## RECORDS
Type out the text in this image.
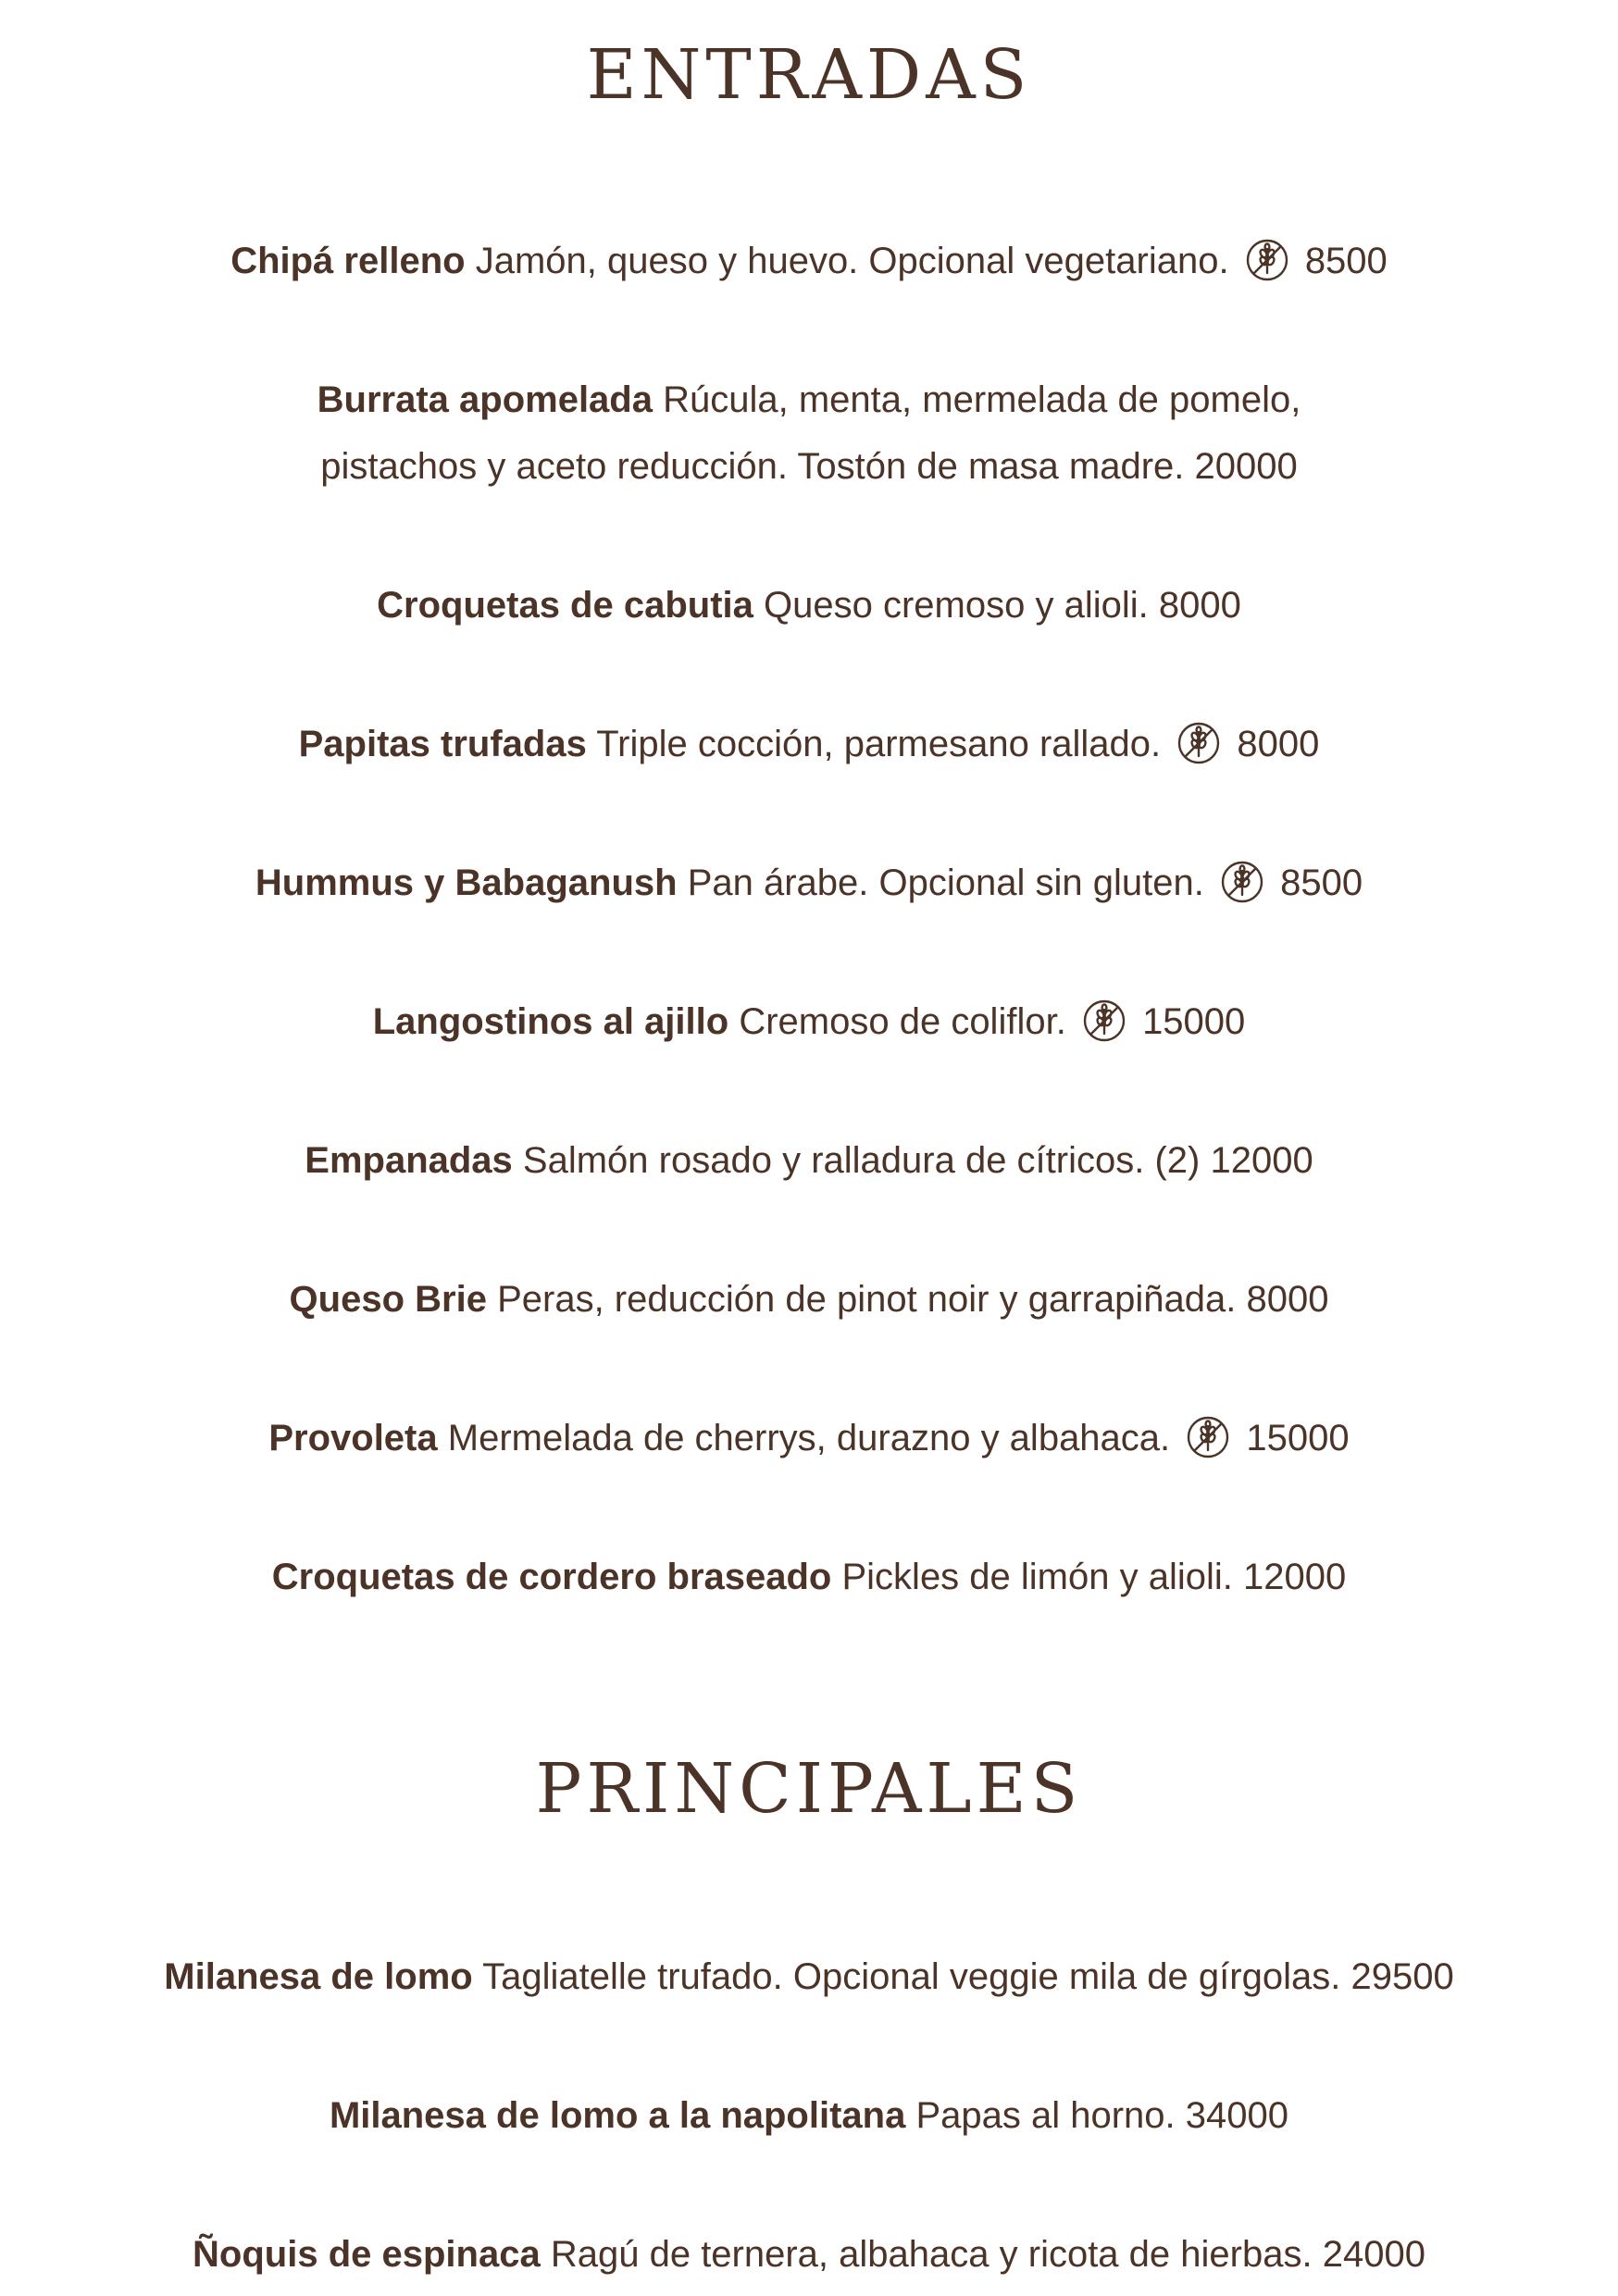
ENTRADAS

Chipá relleno Jamón, queso y huevo. Opcional vegetariano. 8500

Burrata apomelada Rúcula, menta, mermelada de pomelo,
pistachos y aceto reducción. Tostón de masa madre. 20000

Croquetas de cabutia Queso cremoso y alioli. 8000

Papitas trufadas Triple cocción, parmesano rallado. 8000

Hummus y Babaganush Pan árabe. Opcional sin gluten. 8500

Langostinos al ajillo Cremoso de coliflor. 15000

Empanadas Salmón rosado y ralladura de cítricos. (2) 12000

Queso Brie Peras, reducción de pinot noir y garrapiñada. 8000

Provoleta Mermelada de cherrys, durazno y albahaca. 15000

Croquetas de cordero braseado Pickles de limón y alioli. 12000

PRINCIPALES

Milanesa de lomo Tagliatelle trufado. Opcional veggie mila de gírgolas. 29500

Milanesa de lomo a la napolitana Papas al horno. 34000

Ñoquis de espinaca Ragú de ternera, albahaca y ricota de hierbas. 24000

## AIM
Make an exact copy of the whole listing, but don't bring over any pictures.

## OUTPUT OF THE TASK
Type out the text in this image.
ENTRADAS

Chipá relleno Jamón, queso y huevo. Opcional vegetariano. 8500

Burrata apomelada Rúcula, menta, mermelada de pomelo,
pistachos y aceto reducción. Tostón de masa madre. 20000

Croquetas de cabutia Queso cremoso y alioli. 8000

Papitas trufadas Triple cocción, parmesano rallado. 8000

Hummus y Babaganush Pan árabe. Opcional sin gluten. 8500

Langostinos al ajillo Cremoso de coliflor. 15000

Empanadas Salmón rosado y ralladura de cítricos. (2) 12000

Queso Brie Peras, reducción de pinot noir y garrapiñada. 8000

Provoleta Mermelada de cherrys, durazno y albahaca. 15000

Croquetas de cordero braseado Pickles de limón y alioli. 12000

PRINCIPALES

Milanesa de lomo Tagliatelle trufado. Opcional veggie mila de gírgolas. 29500

Milanesa de lomo a la napolitana Papas al horno. 34000

Ñoquis de espinaca Ragú de ternera, albahaca y ricota de hierbas. 24000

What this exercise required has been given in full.